━━━ STORED RECORDS ━━━

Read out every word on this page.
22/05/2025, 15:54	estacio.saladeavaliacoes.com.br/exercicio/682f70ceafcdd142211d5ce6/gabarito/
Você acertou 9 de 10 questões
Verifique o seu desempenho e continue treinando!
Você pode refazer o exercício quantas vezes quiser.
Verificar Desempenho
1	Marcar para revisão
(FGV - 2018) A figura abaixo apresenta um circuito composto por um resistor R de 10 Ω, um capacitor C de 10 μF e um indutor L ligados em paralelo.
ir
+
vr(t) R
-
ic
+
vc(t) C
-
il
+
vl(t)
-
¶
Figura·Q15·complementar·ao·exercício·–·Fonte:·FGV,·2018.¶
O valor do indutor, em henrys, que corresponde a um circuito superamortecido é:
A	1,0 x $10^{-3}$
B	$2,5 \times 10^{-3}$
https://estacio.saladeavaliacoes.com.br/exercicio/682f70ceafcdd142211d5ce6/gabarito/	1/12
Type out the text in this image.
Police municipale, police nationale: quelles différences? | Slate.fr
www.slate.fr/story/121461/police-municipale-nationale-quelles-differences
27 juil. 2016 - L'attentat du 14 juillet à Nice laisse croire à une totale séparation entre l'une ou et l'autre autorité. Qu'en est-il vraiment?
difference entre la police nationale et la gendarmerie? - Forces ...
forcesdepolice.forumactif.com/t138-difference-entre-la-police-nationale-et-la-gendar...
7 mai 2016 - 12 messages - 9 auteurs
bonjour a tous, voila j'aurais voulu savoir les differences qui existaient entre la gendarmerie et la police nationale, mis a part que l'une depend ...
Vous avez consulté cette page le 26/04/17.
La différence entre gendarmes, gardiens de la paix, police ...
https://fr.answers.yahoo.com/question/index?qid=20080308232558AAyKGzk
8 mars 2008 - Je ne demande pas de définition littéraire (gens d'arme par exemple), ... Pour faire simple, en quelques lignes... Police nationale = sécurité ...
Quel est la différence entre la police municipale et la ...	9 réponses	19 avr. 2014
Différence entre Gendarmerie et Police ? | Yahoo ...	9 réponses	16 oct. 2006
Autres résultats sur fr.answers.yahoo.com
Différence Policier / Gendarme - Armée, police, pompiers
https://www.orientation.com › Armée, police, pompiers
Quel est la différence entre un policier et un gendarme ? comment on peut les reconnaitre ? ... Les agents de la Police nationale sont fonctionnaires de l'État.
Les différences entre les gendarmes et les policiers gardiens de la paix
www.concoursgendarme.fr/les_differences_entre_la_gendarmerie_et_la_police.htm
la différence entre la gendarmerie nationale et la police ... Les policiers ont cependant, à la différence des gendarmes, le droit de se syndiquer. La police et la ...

━━━

= THE TASK =
Collect every line from the records above that contains the word "municipale".

= FINAL ANSWER =
Police municipale, police nationale: quelles différences? | Slate.fr
www.slate.fr/story/121461/police-municipale-nationale-quelles-differences
Quel est la différence entre la police municipale et la ...	9 réponses	19 avr. 2014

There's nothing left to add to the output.